[Collected data]
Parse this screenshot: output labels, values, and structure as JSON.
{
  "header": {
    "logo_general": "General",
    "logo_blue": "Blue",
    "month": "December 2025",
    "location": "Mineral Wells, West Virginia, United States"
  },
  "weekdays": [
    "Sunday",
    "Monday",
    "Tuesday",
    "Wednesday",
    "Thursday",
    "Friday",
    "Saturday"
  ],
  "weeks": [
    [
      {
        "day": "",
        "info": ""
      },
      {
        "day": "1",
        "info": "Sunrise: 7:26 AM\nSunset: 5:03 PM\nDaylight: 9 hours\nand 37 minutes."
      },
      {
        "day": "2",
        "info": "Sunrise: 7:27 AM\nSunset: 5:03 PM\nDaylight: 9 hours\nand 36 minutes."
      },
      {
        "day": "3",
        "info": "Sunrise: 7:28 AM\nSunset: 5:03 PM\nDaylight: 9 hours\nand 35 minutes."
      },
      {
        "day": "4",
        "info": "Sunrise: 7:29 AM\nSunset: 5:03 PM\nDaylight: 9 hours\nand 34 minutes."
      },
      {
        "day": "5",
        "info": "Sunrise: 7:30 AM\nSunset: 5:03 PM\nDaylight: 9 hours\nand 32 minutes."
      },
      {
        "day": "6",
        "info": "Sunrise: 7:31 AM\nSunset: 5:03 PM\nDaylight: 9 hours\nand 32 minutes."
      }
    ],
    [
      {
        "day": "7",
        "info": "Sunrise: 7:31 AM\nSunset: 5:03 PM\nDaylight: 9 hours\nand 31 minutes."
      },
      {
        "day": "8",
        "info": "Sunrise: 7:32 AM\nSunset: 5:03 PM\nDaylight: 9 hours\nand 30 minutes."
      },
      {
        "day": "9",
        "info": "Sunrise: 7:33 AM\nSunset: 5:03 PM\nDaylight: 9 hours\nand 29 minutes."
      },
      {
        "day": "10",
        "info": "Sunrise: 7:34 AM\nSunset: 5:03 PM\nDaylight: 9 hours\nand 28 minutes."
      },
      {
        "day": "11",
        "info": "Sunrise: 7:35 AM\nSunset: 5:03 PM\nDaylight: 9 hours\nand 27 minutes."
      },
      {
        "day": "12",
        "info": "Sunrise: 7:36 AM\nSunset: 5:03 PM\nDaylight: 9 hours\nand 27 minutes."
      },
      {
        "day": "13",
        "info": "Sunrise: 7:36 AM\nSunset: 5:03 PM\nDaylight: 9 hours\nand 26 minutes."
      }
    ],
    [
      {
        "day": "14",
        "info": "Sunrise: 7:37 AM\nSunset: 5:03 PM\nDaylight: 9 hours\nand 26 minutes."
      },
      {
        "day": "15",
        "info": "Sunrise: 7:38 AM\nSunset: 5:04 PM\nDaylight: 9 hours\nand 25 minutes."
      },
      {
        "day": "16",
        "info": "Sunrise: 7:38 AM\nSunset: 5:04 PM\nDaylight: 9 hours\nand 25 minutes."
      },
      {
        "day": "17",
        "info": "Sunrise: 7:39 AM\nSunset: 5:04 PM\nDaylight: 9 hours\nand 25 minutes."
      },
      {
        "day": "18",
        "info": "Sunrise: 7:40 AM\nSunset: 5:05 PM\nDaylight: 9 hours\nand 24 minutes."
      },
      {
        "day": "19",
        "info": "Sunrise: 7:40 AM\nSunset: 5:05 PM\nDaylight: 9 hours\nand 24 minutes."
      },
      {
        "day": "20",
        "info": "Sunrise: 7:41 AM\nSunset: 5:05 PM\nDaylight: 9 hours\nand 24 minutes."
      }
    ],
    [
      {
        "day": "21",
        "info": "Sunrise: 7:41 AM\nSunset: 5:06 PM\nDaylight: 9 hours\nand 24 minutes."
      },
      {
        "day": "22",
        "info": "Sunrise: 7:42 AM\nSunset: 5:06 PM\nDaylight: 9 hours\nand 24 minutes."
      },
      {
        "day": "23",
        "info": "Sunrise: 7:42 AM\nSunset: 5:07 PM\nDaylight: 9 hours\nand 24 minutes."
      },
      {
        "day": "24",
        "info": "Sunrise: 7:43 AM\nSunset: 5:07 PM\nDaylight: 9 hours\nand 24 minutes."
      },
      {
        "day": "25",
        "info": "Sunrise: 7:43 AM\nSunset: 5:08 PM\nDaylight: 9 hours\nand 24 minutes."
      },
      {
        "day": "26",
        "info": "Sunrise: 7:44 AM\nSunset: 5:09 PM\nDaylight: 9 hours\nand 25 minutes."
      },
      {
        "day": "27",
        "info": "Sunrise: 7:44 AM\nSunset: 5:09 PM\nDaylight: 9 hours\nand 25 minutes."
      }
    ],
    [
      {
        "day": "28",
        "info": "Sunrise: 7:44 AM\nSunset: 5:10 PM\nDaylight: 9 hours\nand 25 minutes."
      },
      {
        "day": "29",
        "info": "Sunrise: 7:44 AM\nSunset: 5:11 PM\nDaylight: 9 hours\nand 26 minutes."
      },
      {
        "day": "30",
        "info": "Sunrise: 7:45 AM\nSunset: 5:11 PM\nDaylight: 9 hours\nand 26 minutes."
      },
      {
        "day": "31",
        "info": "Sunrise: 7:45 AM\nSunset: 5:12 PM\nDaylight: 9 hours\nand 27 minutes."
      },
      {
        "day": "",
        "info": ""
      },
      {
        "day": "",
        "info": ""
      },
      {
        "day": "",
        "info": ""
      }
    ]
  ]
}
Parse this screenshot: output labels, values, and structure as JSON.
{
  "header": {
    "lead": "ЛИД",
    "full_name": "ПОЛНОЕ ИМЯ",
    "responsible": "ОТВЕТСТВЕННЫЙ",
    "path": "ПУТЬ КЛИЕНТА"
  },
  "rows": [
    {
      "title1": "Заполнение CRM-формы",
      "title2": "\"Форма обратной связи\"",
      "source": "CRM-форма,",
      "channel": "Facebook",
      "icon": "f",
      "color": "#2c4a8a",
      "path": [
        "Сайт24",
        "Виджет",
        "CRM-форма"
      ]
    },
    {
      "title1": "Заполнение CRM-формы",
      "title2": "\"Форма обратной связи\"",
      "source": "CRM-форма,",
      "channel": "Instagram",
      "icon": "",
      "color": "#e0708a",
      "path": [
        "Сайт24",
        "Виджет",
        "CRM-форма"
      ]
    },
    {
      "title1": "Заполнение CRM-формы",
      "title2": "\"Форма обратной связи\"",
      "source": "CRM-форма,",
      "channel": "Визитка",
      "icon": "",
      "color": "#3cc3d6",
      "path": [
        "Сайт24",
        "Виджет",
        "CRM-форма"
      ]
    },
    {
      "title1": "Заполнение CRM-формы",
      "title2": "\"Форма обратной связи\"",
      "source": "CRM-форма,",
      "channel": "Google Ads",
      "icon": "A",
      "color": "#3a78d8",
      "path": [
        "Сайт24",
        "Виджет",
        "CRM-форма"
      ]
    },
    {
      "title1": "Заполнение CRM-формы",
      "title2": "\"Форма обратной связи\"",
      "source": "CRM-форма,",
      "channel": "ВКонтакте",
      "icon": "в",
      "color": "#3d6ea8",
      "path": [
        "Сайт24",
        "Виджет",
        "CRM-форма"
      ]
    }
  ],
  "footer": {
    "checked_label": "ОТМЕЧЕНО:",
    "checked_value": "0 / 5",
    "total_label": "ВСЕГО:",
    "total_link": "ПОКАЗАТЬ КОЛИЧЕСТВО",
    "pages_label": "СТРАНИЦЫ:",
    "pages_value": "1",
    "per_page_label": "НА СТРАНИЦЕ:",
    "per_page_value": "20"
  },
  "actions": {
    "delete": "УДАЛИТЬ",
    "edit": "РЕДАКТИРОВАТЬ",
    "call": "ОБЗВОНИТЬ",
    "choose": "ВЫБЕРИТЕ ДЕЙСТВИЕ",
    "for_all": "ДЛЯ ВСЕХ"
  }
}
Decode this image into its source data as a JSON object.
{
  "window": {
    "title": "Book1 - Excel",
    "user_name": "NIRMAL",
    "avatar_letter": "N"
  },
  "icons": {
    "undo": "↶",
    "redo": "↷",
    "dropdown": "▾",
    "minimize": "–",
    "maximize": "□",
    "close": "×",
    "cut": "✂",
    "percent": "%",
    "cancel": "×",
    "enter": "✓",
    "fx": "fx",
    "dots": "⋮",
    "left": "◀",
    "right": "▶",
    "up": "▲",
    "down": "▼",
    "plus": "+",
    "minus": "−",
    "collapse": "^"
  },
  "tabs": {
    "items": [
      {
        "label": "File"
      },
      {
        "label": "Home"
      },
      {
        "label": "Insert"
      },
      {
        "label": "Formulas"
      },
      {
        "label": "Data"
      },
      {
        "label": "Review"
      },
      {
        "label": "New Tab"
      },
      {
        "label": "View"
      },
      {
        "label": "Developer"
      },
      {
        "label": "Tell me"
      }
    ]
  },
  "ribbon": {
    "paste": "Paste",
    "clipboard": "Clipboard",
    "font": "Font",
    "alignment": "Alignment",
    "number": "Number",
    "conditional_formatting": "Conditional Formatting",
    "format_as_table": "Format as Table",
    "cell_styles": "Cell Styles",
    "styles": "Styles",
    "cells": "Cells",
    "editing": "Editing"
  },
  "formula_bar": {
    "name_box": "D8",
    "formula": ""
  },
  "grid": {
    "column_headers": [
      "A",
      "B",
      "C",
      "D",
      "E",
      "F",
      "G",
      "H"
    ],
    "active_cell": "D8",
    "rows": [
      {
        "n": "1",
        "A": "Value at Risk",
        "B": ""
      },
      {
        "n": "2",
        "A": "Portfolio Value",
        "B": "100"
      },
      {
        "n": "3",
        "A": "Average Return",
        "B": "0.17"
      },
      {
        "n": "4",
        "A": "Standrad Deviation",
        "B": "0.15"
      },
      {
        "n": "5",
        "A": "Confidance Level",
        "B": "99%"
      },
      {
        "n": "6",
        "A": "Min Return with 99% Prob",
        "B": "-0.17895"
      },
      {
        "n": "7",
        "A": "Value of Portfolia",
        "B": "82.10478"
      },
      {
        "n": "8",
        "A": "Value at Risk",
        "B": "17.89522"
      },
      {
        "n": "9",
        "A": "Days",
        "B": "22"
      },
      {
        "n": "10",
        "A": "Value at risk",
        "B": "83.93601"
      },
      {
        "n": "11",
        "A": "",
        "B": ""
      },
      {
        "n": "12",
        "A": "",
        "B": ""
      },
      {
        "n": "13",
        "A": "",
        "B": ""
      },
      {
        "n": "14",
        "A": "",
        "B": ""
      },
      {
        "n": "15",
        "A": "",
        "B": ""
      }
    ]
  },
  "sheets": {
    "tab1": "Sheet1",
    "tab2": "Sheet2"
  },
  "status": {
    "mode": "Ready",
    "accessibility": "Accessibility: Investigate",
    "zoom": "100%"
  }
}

» Your objective: Go through the preceding material and copy each line that has the word "Return".

» Task output:
        "A": "Average Return",
        "A": "Min Return with 99% Prob",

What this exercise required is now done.